What you will do: Gather, from the listing beneath this task, every line holding the string "bubble".

--- Begin Data rows ---

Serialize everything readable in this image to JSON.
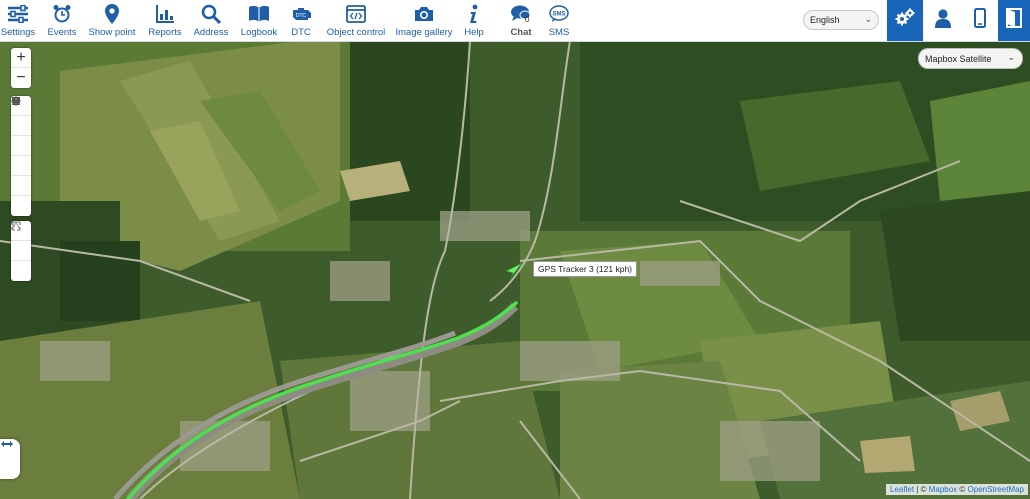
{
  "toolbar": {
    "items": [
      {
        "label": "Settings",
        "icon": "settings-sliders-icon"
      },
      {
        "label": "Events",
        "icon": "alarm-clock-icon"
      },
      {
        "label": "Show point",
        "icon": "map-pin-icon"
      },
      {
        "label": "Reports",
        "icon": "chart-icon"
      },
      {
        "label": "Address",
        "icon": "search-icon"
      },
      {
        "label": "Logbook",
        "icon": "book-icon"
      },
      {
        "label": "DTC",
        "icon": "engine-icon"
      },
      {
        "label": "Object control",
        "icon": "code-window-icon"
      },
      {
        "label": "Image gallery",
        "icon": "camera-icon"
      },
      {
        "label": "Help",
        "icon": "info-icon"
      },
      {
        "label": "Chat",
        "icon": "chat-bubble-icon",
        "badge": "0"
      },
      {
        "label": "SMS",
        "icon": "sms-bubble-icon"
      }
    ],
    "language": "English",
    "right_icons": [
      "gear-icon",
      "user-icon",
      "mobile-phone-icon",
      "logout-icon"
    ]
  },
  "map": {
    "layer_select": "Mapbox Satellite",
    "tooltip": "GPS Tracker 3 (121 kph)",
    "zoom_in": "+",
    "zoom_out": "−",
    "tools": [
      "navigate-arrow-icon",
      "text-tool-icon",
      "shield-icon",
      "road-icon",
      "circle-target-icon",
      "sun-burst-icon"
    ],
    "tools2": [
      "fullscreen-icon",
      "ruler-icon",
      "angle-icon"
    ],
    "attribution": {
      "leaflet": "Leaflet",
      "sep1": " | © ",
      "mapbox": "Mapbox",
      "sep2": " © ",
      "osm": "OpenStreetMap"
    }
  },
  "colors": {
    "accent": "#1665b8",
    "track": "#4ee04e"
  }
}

--- End Data rows ---

The response:
        "icon": "chat-bubble-icon",
        "icon": "sms-bubble-icon"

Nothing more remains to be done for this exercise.